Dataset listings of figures

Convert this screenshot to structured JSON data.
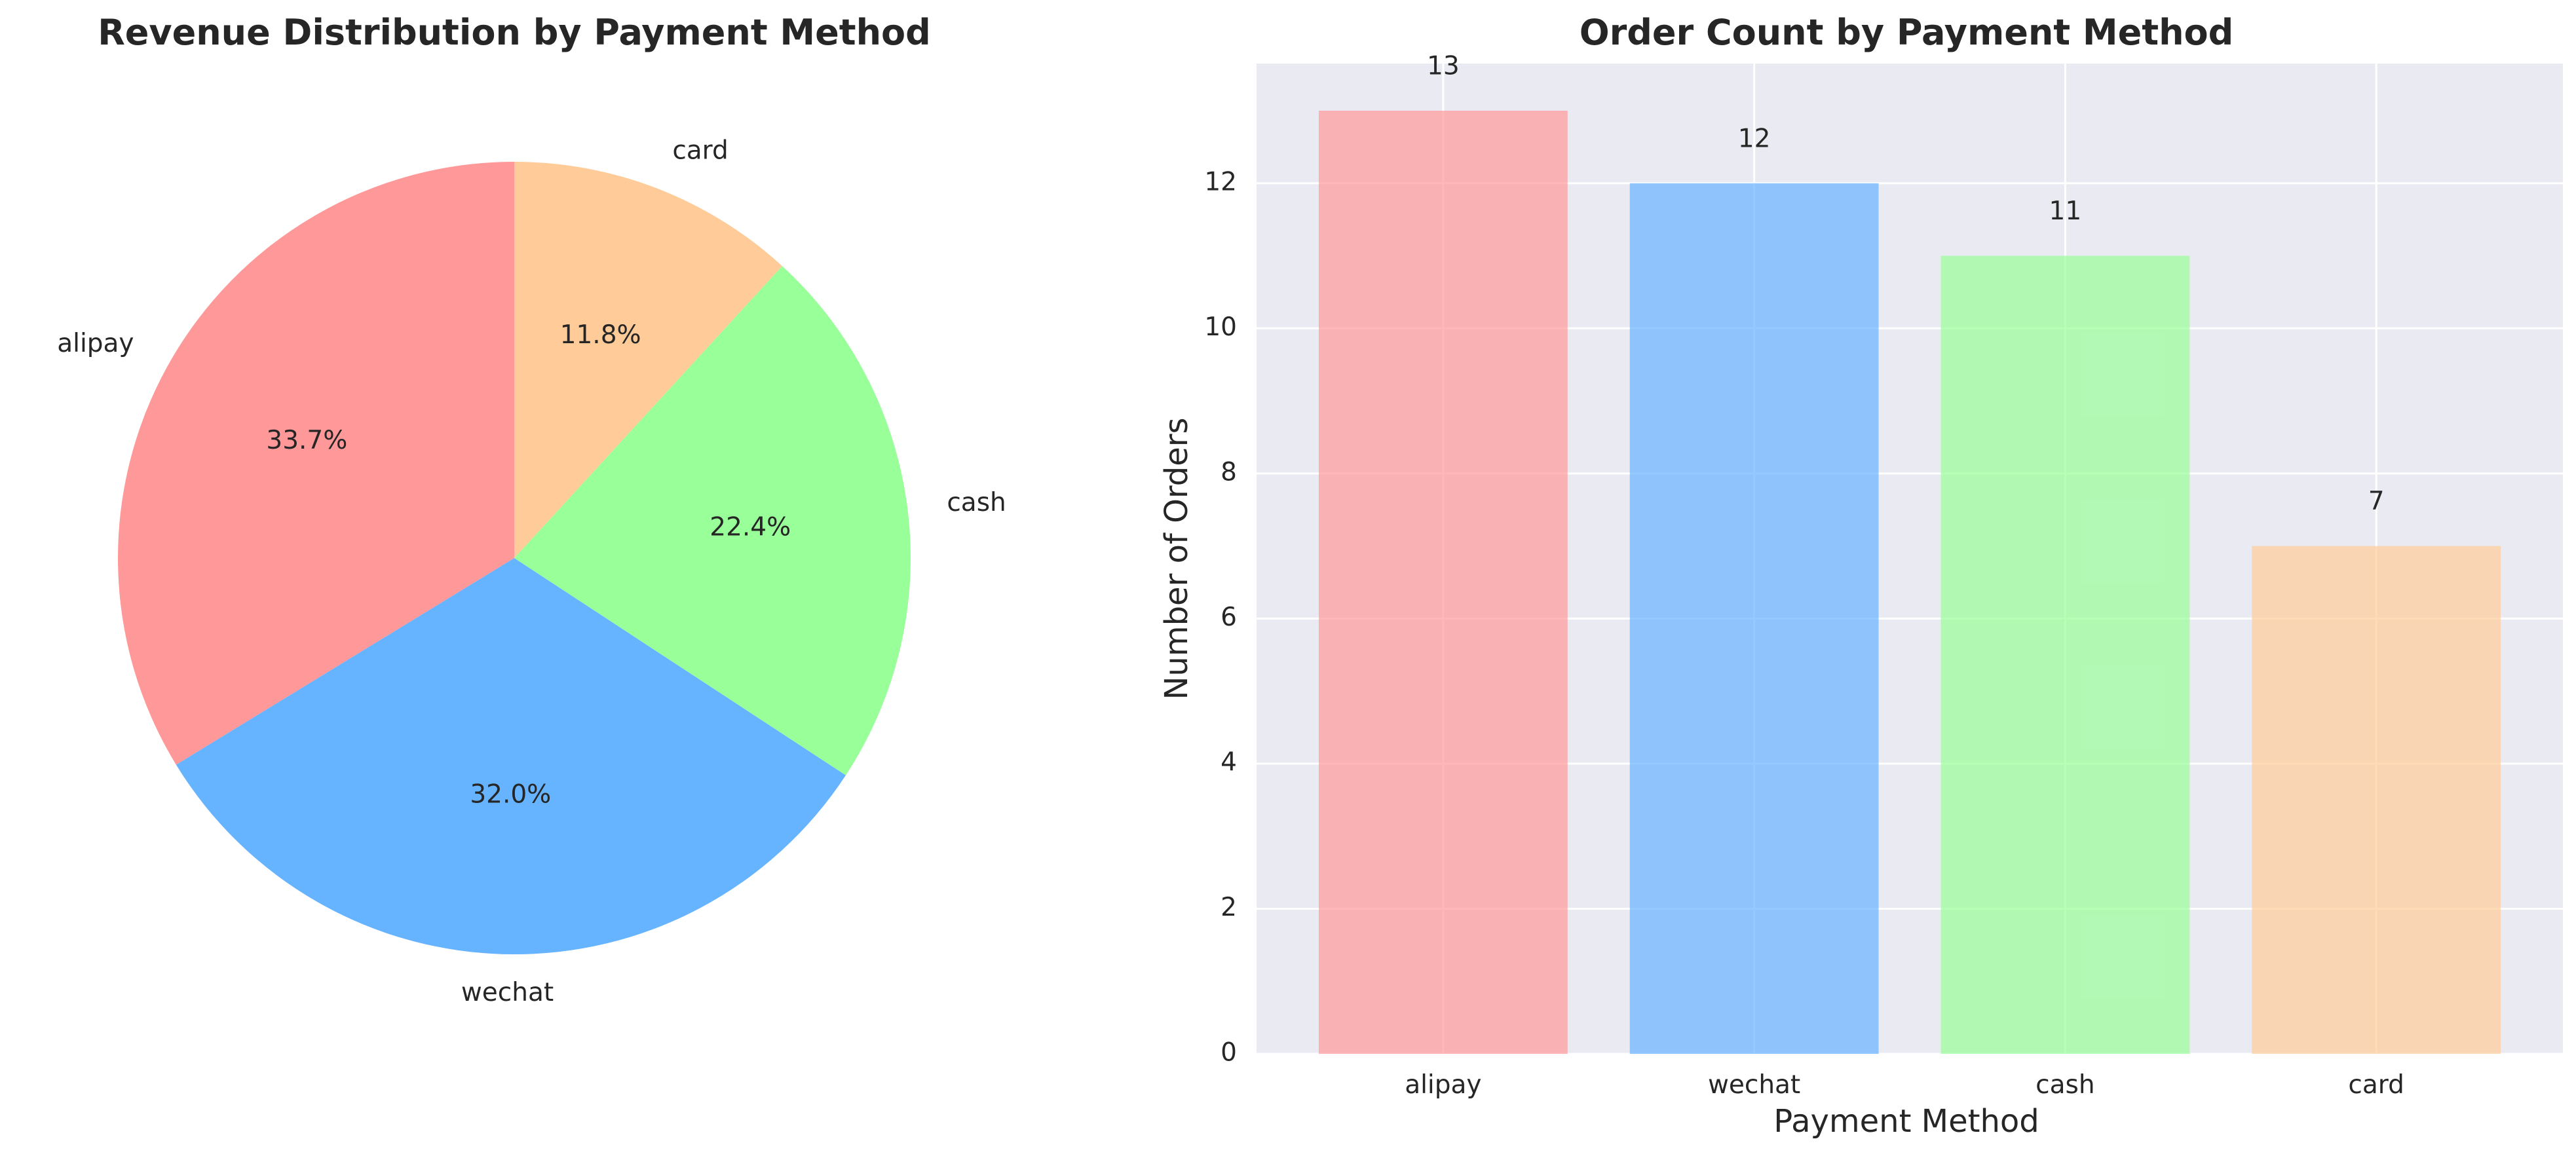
{
  "chart_data": [
    {
      "type": "pie",
      "title": "Revenue Distribution by Payment Method",
      "labels": [
        "alipay",
        "wechat",
        "cash",
        "card"
      ],
      "values": [
        33.7,
        32.0,
        22.4,
        11.8
      ],
      "value_labels": [
        "33.7%",
        "32.0%",
        "22.4%",
        "11.8%"
      ],
      "colors": [
        "#ff9999",
        "#66b3ff",
        "#99ff99",
        "#ffcc99"
      ],
      "start_angle": 90,
      "direction": "counterclockwise"
    },
    {
      "type": "bar",
      "title": "Order Count by Payment Method",
      "categories": [
        "alipay",
        "wechat",
        "cash",
        "card"
      ],
      "values": [
        13,
        12,
        11,
        7
      ],
      "value_labels": [
        "13",
        "12",
        "11",
        "7"
      ],
      "colors": [
        "#ff9999",
        "#66b3ff",
        "#99ff99",
        "#ffcc99"
      ],
      "xlabel": "Payment Method",
      "ylabel": "Number of Orders",
      "ylim": [
        0,
        13.65
      ],
      "yticks": [
        0,
        2,
        4,
        6,
        8,
        10,
        12
      ],
      "ytick_labels": [
        "0",
        "2",
        "4",
        "6",
        "8",
        "10",
        "12"
      ],
      "grid": true,
      "background": "#eaeaf2"
    }
  ]
}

■ **TASK DIRECTIONS**
Reproduce the records above exactly, leaving out every picture they contain.

■ **TASK RESULT**
Convert this screenshot to structured JSON data.
{
  "chart_data": [
    {
      "type": "pie",
      "title": "Revenue Distribution by Payment Method",
      "labels": [
        "alipay",
        "wechat",
        "cash",
        "card"
      ],
      "values": [
        33.7,
        32.0,
        22.4,
        11.8
      ],
      "value_labels": [
        "33.7%",
        "32.0%",
        "22.4%",
        "11.8%"
      ],
      "colors": [
        "#ff9999",
        "#66b3ff",
        "#99ff99",
        "#ffcc99"
      ],
      "start_angle": 90,
      "direction": "counterclockwise"
    },
    {
      "type": "bar",
      "title": "Order Count by Payment Method",
      "categories": [
        "alipay",
        "wechat",
        "cash",
        "card"
      ],
      "values": [
        13,
        12,
        11,
        7
      ],
      "value_labels": [
        "13",
        "12",
        "11",
        "7"
      ],
      "colors": [
        "#ff9999",
        "#66b3ff",
        "#99ff99",
        "#ffcc99"
      ],
      "xlabel": "Payment Method",
      "ylabel": "Number of Orders",
      "ylim": [
        0,
        13.65
      ],
      "yticks": [
        0,
        2,
        4,
        6,
        8,
        10,
        12
      ],
      "ytick_labels": [
        "0",
        "2",
        "4",
        "6",
        "8",
        "10",
        "12"
      ],
      "grid": true,
      "background": "#eaeaf2"
    }
  ]
}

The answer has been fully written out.